▶ [Aim of the exercise]:
The records below are made of lines; count those holding the word "JSON" and give the number only.

▶ [Data to process]:
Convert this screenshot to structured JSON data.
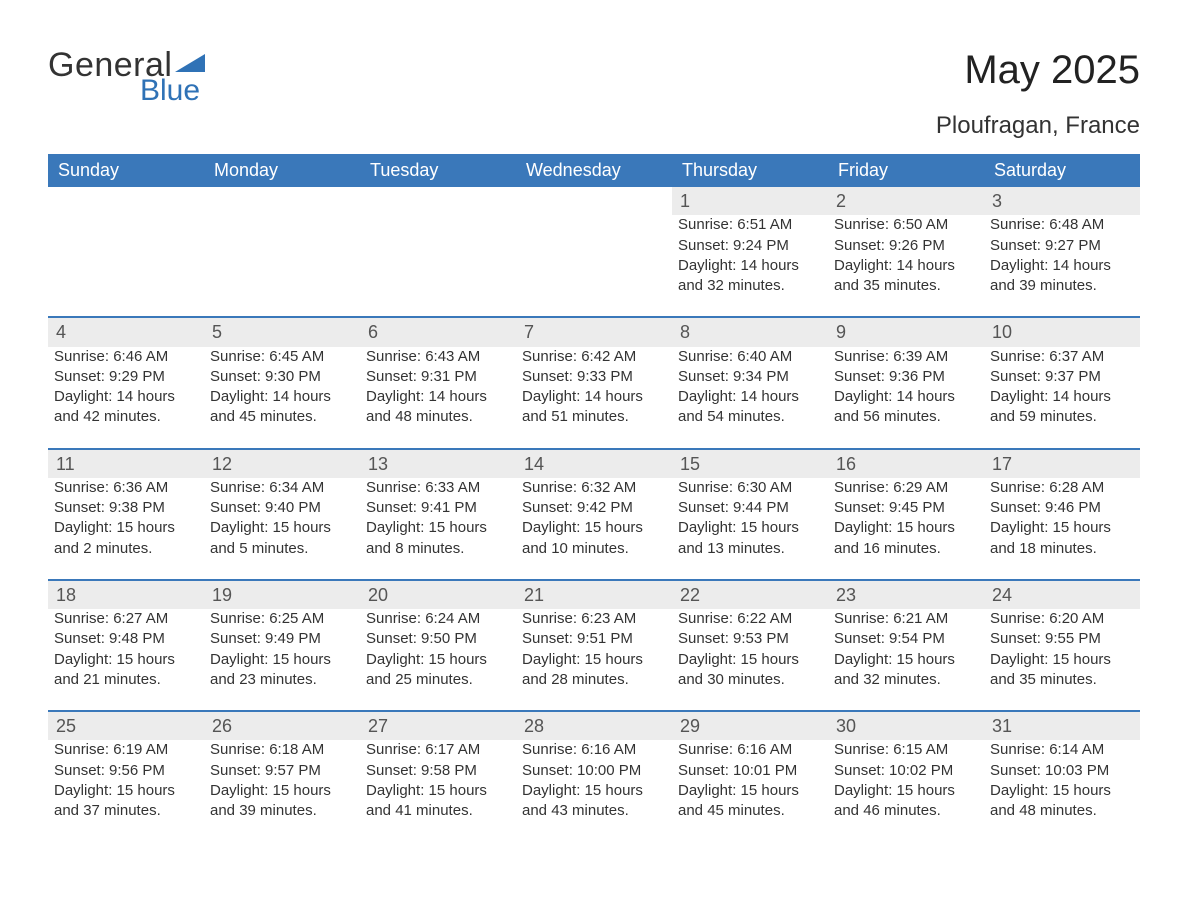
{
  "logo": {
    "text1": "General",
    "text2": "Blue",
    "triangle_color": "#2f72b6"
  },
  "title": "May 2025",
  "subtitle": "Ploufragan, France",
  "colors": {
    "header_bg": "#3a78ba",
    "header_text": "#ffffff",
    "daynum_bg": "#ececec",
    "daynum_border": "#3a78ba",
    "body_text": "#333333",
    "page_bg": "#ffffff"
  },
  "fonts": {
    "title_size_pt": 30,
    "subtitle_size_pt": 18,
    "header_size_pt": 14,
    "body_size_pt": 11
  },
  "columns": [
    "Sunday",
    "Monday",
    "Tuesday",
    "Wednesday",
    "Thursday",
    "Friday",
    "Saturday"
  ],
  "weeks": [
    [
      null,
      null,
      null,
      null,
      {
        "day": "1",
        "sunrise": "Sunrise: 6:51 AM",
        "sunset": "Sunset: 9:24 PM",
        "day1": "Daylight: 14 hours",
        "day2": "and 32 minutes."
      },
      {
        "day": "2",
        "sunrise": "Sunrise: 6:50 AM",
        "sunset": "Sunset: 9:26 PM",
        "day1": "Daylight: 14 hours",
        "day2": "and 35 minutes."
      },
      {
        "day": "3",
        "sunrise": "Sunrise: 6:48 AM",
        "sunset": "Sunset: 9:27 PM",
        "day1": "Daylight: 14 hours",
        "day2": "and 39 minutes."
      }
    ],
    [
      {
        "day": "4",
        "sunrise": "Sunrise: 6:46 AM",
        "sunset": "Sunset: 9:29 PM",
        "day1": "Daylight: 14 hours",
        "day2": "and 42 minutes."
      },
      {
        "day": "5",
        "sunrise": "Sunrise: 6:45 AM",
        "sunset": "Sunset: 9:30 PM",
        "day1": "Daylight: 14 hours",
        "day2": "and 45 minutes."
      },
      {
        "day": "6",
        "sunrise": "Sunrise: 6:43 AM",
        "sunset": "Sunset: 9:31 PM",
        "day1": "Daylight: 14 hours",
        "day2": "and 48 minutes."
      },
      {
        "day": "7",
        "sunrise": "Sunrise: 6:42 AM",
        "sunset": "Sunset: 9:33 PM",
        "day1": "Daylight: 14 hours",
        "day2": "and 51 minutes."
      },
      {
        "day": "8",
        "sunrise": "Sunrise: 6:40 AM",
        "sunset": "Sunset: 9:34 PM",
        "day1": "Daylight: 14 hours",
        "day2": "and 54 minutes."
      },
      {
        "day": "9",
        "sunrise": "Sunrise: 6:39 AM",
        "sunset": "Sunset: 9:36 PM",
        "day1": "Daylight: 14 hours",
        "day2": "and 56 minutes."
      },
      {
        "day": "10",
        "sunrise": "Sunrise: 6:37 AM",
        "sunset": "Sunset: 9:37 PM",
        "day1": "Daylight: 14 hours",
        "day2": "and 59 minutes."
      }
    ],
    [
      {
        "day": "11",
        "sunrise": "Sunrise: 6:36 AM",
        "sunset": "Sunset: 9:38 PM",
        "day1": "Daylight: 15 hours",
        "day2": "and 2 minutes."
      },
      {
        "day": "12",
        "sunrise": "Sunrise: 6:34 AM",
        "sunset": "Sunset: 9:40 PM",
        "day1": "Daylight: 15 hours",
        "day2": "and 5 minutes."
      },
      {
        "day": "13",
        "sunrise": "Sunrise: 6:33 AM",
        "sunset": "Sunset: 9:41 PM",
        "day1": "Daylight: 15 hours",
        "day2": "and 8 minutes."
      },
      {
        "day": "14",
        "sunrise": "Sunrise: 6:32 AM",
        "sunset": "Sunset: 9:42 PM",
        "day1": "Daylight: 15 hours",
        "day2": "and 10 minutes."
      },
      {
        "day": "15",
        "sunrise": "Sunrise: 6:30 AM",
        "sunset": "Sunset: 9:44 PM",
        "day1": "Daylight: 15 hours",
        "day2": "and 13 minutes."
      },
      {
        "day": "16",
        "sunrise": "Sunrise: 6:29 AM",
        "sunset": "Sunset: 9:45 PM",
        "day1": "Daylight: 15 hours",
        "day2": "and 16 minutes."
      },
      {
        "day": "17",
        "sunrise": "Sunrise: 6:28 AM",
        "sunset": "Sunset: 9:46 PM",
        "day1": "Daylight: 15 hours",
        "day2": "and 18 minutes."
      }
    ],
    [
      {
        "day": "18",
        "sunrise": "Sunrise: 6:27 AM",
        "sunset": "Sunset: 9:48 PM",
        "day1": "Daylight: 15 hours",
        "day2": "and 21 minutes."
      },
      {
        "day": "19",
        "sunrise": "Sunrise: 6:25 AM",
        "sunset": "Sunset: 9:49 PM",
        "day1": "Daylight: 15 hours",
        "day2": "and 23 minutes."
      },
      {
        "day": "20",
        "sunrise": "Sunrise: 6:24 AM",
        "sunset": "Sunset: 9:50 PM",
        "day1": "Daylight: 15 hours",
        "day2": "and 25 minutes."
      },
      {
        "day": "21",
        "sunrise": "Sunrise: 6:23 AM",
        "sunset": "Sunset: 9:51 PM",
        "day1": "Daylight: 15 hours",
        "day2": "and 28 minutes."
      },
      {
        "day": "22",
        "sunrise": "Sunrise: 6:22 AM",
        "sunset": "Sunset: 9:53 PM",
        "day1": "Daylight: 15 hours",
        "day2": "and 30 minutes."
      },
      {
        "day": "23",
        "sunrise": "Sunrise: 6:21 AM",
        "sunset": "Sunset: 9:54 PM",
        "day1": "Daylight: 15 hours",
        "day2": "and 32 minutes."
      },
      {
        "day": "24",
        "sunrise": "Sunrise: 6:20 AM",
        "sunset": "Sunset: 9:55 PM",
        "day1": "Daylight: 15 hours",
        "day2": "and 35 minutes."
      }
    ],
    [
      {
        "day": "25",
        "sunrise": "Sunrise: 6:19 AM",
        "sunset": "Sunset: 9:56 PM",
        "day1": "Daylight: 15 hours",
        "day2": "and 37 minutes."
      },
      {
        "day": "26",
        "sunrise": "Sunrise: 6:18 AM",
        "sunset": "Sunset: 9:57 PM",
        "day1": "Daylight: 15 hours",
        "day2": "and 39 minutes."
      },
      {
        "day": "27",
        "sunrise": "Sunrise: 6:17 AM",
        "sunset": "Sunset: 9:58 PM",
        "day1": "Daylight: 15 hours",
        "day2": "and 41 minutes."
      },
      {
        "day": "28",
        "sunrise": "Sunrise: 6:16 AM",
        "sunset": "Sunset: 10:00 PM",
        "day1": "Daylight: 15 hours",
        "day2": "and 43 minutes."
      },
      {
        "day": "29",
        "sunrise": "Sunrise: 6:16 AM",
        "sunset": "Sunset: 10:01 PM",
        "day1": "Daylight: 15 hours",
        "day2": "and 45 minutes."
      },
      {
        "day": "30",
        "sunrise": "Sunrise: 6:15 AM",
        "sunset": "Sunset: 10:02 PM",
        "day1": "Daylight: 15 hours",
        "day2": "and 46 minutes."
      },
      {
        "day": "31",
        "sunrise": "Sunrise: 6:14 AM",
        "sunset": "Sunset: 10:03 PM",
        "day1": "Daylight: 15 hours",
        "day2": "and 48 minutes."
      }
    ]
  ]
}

==

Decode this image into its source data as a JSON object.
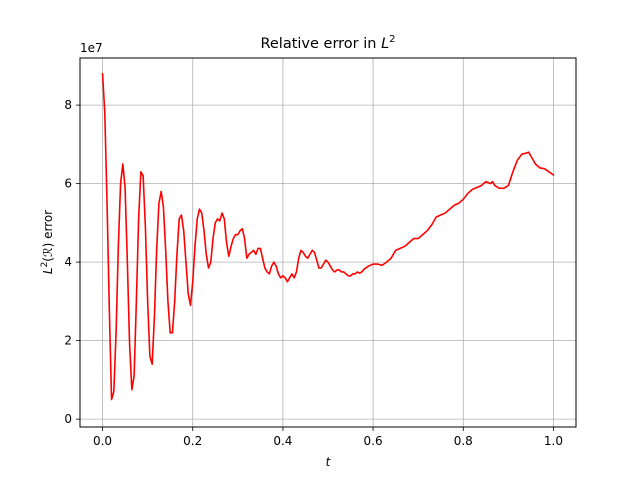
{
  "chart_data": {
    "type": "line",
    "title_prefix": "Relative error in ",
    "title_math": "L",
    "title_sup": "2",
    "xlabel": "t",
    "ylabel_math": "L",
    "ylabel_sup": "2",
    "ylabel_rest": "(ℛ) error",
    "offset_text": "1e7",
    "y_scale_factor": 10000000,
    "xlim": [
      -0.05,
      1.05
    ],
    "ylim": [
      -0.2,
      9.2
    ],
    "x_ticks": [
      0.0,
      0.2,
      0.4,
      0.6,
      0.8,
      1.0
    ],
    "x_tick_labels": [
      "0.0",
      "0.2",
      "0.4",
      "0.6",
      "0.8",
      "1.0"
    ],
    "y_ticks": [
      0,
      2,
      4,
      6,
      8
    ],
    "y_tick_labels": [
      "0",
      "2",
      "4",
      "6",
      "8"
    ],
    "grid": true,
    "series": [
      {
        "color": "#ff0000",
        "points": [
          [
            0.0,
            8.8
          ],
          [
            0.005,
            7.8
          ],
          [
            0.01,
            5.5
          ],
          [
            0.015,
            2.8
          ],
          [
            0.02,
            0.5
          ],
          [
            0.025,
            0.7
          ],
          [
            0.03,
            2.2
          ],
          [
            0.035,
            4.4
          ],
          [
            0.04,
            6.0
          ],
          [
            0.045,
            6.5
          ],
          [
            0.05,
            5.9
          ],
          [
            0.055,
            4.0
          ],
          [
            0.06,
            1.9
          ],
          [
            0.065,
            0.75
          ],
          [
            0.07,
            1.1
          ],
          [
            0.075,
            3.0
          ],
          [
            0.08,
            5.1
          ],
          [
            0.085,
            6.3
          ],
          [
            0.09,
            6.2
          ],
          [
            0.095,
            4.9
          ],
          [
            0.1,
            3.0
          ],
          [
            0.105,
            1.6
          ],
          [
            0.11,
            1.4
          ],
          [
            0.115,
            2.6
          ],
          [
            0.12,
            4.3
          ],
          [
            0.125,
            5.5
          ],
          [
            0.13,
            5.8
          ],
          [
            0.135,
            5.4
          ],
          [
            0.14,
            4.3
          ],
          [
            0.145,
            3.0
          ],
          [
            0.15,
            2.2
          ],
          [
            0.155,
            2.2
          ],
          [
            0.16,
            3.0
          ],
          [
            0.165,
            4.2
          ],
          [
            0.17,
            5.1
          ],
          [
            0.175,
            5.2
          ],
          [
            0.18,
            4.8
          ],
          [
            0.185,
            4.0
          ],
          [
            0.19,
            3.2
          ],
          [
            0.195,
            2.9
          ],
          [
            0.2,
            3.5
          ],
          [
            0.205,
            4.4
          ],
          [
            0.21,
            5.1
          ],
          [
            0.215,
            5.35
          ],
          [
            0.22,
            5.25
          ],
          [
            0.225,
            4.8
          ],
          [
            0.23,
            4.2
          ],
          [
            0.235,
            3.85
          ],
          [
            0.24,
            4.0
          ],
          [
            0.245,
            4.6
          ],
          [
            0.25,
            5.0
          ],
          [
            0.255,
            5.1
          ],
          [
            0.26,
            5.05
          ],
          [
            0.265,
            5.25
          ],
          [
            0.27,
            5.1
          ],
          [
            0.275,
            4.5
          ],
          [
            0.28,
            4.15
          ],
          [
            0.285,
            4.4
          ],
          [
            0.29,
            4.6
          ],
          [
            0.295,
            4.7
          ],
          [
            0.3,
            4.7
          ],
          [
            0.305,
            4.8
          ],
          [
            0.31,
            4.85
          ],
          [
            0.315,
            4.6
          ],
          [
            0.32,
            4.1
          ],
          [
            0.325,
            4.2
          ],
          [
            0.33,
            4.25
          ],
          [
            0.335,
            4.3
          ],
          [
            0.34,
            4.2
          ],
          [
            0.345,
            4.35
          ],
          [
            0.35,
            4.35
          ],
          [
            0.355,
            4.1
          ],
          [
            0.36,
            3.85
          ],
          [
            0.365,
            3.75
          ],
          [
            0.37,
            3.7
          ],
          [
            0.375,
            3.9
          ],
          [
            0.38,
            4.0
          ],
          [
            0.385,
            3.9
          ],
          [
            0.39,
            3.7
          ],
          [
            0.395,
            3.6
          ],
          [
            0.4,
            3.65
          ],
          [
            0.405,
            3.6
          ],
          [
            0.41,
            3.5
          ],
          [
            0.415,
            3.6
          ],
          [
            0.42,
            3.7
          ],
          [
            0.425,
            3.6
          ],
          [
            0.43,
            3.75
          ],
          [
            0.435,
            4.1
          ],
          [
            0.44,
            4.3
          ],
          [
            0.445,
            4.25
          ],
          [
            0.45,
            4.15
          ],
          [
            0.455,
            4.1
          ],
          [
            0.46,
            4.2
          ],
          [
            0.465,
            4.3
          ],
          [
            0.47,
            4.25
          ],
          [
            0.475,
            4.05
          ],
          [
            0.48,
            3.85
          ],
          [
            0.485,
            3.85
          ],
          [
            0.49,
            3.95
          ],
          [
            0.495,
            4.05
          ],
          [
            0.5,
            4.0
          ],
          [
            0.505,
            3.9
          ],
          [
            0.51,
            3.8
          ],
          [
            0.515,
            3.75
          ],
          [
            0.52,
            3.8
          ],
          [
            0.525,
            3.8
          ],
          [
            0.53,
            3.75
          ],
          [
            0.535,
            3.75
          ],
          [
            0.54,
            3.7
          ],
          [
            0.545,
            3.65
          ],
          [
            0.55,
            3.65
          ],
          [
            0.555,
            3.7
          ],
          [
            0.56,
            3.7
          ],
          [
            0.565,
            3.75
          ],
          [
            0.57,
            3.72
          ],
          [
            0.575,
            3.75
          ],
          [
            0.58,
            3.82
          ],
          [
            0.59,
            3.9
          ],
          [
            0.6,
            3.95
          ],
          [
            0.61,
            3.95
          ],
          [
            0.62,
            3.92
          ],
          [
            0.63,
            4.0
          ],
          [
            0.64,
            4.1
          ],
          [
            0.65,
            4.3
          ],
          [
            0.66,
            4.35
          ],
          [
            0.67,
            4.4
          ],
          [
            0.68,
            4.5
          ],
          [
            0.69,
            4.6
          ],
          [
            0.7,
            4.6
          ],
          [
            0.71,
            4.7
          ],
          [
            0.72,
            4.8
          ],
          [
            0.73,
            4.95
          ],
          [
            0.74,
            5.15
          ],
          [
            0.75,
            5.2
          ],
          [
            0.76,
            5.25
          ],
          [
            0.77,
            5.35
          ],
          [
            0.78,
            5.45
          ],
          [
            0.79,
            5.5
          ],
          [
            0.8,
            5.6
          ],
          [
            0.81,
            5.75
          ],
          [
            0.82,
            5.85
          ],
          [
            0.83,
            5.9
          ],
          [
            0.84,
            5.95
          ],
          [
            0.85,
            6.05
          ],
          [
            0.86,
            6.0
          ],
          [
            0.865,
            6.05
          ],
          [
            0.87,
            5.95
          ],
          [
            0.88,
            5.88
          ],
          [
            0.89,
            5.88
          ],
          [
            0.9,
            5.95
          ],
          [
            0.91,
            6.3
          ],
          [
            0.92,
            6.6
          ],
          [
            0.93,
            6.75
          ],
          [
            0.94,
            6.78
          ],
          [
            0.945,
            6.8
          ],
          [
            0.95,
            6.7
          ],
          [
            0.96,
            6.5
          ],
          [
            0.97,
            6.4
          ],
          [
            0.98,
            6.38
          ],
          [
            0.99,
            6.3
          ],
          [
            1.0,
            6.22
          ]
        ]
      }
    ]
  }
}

▶ [Completed exercise]:
2